* WHAT IS NEEDED
In the records below, pick out all lines containing the word "name".

--

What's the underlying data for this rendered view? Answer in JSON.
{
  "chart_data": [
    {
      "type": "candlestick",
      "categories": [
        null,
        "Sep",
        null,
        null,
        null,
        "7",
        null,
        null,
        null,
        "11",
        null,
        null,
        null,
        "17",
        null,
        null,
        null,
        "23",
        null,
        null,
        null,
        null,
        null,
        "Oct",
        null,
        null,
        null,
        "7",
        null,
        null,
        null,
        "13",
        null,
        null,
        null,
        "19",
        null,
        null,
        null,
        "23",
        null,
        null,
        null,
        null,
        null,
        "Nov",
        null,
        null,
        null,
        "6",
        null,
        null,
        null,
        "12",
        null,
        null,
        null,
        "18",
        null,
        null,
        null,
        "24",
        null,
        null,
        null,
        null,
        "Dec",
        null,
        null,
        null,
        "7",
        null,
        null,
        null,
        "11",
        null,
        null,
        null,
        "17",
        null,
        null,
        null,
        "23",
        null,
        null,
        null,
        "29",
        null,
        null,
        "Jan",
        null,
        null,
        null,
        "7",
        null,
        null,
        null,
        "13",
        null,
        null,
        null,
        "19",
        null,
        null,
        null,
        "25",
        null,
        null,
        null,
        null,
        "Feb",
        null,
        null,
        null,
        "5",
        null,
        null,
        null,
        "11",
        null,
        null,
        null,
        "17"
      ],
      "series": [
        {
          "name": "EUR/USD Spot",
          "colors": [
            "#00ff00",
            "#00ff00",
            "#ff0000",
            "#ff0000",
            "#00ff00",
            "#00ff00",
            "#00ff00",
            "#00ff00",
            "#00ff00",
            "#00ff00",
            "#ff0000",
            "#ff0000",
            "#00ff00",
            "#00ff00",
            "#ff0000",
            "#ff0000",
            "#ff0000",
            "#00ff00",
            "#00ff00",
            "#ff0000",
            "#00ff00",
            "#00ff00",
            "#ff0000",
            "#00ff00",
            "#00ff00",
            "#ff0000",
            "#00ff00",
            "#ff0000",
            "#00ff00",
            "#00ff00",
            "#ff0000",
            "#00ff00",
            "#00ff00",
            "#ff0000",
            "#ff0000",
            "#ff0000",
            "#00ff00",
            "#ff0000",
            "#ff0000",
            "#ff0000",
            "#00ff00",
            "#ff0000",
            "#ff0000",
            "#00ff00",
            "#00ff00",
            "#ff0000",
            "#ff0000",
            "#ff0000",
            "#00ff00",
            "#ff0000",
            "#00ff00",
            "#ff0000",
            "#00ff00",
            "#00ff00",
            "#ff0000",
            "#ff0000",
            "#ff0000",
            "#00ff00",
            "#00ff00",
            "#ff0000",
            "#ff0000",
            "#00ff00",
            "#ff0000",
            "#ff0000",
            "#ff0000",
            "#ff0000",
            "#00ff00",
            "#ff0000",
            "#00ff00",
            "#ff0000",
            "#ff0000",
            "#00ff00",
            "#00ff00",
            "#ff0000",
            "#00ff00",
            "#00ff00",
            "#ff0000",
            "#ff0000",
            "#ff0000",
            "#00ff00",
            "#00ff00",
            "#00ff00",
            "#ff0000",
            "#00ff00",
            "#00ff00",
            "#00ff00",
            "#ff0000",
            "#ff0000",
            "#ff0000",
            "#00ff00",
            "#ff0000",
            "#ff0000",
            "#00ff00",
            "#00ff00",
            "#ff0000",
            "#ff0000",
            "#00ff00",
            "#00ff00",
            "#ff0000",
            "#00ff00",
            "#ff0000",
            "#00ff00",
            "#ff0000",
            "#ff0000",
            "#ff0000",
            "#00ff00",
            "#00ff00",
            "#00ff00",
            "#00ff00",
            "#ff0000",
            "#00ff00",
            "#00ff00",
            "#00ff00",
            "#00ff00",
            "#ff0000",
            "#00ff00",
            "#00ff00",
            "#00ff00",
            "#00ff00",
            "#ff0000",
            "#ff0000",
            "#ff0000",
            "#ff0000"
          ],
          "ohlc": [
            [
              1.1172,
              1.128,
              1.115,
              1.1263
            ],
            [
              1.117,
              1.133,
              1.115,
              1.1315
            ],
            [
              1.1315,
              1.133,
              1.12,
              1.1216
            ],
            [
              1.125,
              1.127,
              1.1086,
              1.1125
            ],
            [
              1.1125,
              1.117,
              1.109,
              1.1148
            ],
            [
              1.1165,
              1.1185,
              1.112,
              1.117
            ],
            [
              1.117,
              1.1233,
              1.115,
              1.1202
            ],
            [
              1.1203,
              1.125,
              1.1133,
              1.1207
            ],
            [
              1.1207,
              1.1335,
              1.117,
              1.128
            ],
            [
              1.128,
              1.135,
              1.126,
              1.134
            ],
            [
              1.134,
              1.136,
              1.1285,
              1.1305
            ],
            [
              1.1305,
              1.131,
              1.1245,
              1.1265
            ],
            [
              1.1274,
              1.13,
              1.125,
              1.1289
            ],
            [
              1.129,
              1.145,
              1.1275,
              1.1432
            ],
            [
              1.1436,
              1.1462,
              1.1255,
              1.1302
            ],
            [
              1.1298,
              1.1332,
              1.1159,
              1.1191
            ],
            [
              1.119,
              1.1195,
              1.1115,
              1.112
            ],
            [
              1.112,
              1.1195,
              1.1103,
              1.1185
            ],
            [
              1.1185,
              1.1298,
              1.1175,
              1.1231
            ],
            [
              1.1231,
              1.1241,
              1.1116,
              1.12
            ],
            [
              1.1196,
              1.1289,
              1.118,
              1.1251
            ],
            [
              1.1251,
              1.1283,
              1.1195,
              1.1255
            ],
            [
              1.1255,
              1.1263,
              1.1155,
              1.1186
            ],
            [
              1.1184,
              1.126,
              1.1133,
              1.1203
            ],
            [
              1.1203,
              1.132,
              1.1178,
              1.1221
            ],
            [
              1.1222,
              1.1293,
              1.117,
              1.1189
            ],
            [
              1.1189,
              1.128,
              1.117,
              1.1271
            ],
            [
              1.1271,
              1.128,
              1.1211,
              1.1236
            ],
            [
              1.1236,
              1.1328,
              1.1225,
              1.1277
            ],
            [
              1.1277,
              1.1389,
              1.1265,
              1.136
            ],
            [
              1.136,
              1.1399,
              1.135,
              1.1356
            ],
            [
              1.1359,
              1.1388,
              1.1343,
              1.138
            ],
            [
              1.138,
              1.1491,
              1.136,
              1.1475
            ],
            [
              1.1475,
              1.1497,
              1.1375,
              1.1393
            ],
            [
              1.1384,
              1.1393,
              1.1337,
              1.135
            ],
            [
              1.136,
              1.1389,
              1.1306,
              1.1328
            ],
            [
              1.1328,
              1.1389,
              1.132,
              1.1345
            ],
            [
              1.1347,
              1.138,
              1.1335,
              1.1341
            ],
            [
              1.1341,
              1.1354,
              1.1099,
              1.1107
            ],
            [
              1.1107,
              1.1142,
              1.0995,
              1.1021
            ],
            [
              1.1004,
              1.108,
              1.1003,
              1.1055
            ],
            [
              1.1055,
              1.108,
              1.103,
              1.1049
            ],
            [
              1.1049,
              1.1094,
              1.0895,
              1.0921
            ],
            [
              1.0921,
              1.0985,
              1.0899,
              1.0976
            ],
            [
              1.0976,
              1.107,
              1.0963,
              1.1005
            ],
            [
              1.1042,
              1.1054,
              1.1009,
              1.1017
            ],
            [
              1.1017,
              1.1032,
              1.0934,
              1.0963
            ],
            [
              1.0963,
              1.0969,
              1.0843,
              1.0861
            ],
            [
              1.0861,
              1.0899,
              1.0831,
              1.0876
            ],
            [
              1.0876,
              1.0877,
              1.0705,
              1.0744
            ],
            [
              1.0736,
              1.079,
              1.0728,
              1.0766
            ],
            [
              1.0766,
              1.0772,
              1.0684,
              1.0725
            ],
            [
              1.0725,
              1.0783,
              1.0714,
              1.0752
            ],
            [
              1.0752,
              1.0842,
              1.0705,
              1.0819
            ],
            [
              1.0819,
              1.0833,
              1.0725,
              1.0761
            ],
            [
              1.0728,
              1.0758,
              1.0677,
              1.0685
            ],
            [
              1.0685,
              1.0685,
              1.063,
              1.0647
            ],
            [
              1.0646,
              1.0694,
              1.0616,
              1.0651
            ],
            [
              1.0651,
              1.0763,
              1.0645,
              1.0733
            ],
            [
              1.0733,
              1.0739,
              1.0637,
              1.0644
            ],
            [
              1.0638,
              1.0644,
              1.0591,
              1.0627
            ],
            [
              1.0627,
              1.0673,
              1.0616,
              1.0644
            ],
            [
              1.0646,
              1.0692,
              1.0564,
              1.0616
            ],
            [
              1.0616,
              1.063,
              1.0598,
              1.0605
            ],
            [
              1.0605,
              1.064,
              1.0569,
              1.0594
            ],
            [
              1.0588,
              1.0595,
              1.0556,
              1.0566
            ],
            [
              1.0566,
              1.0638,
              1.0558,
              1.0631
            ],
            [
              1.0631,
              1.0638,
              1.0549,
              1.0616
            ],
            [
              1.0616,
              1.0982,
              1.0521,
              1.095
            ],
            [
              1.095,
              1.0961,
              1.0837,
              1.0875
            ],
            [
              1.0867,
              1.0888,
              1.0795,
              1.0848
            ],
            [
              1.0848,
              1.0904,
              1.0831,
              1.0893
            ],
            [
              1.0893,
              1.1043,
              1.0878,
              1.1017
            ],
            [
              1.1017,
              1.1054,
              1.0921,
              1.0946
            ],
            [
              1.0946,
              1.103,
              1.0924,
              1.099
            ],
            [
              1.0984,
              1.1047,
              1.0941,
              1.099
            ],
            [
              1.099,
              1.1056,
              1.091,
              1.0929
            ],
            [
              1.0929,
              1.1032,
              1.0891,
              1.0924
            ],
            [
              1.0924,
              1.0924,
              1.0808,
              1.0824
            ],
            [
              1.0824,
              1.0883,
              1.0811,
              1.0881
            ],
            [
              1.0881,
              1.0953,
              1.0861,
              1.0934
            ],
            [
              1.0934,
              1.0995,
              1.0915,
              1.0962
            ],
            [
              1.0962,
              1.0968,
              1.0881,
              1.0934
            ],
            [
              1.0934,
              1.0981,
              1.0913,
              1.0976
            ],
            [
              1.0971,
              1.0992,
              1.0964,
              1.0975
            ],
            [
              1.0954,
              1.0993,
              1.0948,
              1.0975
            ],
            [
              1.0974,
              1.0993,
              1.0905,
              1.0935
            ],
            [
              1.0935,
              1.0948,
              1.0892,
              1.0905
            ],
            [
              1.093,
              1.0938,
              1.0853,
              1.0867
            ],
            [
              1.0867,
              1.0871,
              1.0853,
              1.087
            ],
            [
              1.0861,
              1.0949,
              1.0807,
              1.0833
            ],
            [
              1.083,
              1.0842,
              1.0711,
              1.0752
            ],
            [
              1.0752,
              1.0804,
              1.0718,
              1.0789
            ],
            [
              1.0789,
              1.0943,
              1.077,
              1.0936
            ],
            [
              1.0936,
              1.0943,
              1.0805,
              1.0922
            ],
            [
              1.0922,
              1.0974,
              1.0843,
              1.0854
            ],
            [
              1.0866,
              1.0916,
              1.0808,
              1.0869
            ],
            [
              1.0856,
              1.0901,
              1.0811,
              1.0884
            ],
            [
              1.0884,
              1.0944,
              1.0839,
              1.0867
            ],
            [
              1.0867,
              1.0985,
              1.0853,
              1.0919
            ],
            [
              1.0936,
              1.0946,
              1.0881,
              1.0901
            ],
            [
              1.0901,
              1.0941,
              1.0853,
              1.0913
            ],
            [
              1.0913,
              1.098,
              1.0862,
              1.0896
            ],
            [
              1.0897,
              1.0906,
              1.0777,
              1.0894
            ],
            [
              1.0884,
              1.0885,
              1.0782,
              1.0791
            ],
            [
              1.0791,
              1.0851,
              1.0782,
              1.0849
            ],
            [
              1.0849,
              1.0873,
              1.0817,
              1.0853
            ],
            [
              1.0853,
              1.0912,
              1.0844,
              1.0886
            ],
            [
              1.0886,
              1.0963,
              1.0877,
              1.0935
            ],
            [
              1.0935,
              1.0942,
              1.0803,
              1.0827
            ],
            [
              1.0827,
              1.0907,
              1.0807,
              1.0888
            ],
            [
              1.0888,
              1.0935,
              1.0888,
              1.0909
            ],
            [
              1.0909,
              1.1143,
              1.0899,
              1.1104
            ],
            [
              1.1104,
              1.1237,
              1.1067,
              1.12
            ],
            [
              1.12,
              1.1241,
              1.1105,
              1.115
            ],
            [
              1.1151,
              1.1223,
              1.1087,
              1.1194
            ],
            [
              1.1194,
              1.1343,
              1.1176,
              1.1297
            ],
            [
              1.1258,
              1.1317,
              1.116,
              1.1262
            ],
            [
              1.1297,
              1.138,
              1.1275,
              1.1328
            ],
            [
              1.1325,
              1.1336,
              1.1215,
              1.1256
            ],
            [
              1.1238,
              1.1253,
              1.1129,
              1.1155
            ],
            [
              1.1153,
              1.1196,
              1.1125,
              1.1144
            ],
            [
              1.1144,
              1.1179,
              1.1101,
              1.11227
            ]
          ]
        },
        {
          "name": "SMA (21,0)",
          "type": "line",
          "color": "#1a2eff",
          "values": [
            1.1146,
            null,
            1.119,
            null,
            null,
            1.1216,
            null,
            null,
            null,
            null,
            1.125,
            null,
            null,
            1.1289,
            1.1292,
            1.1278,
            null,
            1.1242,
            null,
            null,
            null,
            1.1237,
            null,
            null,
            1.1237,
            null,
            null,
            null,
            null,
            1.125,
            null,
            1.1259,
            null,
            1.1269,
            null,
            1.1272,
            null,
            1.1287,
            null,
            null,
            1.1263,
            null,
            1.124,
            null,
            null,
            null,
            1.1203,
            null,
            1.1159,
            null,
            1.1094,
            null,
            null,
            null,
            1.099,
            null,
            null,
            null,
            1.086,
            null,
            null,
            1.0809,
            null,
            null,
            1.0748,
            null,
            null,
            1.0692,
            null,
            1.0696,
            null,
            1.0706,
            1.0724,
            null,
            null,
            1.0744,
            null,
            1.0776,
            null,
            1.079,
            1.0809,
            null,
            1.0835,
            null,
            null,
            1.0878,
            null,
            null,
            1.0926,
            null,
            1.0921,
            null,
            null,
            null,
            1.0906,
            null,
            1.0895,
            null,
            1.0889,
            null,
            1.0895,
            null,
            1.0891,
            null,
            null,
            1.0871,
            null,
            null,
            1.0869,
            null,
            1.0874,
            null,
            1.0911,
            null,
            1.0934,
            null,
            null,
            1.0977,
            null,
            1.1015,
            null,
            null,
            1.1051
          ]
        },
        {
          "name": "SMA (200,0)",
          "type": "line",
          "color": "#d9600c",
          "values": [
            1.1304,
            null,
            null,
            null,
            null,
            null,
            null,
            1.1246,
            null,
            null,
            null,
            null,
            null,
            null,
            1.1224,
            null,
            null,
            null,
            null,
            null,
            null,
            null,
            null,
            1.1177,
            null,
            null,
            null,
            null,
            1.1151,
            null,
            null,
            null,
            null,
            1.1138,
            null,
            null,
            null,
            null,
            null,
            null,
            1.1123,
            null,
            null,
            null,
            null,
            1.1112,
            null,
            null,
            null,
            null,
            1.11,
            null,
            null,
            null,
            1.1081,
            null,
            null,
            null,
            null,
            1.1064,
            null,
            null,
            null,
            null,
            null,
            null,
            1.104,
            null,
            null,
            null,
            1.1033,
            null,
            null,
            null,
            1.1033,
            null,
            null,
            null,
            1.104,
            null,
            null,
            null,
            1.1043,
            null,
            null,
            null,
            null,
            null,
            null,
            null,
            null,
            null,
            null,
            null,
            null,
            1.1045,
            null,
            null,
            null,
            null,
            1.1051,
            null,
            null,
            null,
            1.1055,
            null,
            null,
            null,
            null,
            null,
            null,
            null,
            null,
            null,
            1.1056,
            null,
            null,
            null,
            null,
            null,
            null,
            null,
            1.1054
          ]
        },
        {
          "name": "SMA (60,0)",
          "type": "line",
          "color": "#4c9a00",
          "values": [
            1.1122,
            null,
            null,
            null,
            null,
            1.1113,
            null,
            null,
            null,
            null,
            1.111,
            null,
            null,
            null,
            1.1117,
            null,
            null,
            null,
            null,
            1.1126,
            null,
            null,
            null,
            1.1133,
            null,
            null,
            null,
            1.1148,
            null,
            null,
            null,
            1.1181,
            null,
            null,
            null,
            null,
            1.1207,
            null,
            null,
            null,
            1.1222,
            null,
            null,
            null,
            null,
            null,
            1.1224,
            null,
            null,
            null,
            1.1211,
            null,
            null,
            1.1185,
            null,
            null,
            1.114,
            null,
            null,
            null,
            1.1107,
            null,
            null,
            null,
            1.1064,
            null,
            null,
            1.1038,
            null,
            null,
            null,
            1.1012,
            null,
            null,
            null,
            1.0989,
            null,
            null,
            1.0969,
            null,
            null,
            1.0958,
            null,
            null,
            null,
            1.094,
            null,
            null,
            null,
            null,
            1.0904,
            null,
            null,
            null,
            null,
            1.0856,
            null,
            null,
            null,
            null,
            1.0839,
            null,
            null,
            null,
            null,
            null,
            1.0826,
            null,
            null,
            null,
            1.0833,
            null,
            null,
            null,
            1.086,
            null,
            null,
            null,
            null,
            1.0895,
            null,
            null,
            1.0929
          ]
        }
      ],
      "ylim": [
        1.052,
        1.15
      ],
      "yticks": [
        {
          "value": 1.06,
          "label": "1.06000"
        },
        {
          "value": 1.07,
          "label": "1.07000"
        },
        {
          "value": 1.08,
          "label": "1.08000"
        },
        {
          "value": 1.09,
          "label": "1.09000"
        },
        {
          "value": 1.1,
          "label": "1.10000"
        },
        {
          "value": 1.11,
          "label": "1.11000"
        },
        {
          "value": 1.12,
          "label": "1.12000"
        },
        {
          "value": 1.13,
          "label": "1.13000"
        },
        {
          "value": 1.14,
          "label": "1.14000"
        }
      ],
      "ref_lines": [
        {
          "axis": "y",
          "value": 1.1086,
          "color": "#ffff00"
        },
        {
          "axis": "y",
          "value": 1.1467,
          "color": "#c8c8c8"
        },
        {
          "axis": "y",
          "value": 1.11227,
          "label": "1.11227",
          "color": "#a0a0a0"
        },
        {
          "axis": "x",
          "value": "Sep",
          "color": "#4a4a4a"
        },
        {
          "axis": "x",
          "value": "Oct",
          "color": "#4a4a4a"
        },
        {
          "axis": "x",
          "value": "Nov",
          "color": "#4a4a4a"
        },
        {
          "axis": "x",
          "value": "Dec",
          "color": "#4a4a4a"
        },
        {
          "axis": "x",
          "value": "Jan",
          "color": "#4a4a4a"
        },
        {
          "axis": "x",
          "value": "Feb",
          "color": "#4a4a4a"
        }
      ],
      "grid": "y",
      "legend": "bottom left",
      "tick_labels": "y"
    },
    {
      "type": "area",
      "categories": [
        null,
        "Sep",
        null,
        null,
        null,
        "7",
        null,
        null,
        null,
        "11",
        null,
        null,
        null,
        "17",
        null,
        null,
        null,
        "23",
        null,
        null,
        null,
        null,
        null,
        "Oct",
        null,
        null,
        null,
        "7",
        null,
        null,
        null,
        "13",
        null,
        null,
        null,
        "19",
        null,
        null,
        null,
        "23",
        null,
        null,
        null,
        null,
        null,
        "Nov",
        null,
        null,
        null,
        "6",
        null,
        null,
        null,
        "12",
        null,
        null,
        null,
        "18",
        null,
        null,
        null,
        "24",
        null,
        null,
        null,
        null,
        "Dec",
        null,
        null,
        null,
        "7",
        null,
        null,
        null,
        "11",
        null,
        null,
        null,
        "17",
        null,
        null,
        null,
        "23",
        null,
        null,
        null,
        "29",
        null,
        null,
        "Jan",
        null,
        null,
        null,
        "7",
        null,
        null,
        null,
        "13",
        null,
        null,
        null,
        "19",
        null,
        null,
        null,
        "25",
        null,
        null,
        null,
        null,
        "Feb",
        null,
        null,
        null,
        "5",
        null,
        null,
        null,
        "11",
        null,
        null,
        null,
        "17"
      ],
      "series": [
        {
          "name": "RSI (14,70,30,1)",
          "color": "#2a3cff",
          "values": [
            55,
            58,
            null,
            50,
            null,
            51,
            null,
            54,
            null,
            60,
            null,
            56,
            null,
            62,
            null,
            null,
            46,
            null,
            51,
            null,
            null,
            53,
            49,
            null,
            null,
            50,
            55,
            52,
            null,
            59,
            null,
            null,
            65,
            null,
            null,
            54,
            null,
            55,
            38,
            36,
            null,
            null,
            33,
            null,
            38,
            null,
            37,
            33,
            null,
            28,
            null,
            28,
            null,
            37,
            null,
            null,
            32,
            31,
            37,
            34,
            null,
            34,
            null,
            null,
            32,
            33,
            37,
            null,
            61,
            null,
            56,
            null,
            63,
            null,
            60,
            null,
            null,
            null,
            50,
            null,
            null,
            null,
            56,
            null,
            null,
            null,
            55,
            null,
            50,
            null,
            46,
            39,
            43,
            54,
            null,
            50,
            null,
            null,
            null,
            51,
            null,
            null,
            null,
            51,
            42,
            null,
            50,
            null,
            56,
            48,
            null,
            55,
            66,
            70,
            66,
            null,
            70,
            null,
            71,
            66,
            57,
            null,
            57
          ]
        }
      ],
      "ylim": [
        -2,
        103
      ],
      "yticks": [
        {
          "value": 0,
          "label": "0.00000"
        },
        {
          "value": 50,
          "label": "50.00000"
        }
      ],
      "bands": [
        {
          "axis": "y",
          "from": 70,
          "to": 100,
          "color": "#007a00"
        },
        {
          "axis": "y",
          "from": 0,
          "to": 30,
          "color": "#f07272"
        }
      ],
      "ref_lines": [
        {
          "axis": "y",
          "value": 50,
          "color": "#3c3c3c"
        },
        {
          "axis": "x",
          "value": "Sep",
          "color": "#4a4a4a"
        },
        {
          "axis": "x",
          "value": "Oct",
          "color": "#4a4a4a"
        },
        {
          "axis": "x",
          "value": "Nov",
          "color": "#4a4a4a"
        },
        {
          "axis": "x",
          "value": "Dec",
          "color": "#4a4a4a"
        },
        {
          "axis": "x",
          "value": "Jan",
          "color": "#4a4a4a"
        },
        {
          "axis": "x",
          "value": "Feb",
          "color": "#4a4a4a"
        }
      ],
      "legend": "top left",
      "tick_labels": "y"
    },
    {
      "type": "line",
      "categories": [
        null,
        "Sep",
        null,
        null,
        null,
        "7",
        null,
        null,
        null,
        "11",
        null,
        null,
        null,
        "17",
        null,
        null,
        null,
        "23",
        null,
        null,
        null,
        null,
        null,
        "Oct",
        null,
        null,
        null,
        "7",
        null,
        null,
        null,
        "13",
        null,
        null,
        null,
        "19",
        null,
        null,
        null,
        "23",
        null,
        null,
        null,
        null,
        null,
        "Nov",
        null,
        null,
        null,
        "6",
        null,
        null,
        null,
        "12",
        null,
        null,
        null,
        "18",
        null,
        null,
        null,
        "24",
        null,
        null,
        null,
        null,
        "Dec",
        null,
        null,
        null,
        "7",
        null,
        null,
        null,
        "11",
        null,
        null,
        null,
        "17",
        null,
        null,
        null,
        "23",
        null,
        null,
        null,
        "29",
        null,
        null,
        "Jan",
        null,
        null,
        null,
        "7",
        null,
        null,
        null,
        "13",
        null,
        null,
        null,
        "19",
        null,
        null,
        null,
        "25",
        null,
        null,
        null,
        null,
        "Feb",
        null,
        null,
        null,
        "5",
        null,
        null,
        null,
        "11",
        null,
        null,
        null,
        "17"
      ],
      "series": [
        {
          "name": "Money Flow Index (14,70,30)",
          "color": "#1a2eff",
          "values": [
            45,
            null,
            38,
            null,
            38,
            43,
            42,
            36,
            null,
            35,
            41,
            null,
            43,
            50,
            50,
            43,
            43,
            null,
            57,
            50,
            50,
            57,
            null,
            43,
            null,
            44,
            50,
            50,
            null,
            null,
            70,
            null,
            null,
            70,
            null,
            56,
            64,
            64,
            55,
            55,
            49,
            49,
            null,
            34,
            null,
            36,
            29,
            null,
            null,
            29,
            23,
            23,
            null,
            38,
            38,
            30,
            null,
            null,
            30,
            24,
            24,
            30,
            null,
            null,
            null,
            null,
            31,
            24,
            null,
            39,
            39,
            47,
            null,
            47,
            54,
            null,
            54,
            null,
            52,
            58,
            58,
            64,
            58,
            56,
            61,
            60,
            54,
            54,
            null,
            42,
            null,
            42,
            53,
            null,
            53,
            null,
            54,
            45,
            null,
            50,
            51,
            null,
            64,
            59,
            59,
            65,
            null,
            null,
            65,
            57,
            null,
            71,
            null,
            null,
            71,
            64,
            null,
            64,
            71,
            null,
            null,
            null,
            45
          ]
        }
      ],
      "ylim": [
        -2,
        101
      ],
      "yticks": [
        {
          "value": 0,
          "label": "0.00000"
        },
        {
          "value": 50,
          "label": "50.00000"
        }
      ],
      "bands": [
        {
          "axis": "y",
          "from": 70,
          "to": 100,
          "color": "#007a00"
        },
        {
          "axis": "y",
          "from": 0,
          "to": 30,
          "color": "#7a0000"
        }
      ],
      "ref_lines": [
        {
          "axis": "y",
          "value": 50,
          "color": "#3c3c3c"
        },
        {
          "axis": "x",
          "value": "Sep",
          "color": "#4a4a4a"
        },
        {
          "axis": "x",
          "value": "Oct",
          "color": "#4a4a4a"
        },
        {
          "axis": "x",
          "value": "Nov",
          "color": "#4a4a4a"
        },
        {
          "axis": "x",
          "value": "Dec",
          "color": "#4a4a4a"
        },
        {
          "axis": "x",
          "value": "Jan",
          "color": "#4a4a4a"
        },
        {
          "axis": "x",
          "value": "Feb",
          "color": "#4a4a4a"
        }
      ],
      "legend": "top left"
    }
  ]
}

--

* CORRECT RESULT
          "name": "EUR/USD Spot",
          "name": "SMA (21,0)",
          "name": "SMA (200,0)",
          "name": "SMA (60,0)",
          "name": "RSI (14,70,30,1)",
          "name": "Money Flow Index (14,70,30)",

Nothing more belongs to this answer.